+++ RECORDS FOR THE TASK

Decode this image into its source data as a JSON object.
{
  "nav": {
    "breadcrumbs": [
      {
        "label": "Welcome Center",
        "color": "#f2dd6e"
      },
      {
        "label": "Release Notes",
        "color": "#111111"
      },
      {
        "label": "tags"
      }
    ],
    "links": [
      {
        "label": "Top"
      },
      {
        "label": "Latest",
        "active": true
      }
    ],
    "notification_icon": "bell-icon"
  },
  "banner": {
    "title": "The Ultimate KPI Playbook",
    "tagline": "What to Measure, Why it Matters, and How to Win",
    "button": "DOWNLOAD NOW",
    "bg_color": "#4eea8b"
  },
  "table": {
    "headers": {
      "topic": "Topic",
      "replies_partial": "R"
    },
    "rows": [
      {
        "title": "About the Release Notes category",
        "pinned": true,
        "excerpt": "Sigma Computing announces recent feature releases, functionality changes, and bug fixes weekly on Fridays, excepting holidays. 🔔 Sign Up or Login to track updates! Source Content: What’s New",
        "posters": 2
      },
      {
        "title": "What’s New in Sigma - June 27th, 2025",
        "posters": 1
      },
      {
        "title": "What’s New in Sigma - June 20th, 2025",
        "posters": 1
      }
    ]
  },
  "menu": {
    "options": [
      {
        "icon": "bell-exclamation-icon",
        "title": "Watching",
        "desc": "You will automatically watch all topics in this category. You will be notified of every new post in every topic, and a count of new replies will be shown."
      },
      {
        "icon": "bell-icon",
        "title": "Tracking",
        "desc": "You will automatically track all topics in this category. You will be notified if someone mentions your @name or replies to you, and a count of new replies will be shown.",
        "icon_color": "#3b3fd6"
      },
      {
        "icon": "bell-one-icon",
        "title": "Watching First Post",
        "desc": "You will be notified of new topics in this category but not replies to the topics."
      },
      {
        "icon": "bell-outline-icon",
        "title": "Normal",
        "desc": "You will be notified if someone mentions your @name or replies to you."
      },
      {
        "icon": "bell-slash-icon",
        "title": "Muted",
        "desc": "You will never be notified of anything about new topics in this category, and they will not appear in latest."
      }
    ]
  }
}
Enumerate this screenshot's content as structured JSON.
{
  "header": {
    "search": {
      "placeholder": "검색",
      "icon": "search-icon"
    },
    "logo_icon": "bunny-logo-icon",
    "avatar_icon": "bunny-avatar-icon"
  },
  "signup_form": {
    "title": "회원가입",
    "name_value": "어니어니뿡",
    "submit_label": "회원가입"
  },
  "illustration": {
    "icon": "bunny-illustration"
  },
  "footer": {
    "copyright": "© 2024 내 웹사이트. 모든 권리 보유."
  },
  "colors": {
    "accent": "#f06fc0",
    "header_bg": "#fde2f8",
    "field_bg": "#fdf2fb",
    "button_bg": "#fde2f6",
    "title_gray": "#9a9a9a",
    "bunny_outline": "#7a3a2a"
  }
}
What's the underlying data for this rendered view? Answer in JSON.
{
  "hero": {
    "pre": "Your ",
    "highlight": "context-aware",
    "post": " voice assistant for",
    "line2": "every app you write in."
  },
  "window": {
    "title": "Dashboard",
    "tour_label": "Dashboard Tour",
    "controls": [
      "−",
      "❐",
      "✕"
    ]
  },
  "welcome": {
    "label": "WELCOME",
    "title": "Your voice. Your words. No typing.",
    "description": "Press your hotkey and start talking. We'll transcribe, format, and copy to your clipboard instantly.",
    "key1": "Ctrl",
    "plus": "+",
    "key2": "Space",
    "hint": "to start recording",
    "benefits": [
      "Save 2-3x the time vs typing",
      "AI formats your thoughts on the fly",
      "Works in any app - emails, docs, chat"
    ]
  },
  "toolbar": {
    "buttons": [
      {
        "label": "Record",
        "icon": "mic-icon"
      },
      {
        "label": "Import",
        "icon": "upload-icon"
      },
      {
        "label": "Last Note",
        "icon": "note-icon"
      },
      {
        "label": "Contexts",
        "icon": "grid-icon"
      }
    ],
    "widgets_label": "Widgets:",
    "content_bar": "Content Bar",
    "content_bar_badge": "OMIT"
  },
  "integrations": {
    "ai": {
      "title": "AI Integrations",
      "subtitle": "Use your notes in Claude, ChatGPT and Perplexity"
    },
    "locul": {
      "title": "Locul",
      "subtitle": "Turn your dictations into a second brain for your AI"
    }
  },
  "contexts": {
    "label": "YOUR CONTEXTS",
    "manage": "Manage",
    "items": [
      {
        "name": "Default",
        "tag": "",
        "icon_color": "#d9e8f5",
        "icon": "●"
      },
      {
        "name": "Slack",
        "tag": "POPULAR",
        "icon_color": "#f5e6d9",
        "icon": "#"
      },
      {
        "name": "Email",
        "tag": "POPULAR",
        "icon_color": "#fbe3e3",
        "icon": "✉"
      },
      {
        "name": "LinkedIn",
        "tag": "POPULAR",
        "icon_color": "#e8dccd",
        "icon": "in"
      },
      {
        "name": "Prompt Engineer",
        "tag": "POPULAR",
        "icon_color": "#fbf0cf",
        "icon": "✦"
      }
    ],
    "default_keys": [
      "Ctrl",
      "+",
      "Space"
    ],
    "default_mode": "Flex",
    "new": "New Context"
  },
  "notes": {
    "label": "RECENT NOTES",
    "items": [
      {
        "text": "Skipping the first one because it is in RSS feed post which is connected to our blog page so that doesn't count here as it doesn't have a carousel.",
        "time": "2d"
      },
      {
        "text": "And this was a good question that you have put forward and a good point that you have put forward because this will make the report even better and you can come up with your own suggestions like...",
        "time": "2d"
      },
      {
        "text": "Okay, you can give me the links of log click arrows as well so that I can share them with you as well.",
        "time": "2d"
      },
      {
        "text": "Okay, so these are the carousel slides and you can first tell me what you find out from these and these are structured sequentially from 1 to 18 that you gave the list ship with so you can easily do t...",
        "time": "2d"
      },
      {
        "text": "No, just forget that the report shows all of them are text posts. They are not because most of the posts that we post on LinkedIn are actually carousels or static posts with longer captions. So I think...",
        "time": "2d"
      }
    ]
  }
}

++++++

[PROBLEM DETAILS]
Copy each line in the data that holds the word "June".

[THE COMPLETED TASK]
        "title": "What’s New in Sigma - June 27th, 2025",
        "title": "What’s New in Sigma - June 20th, 2025",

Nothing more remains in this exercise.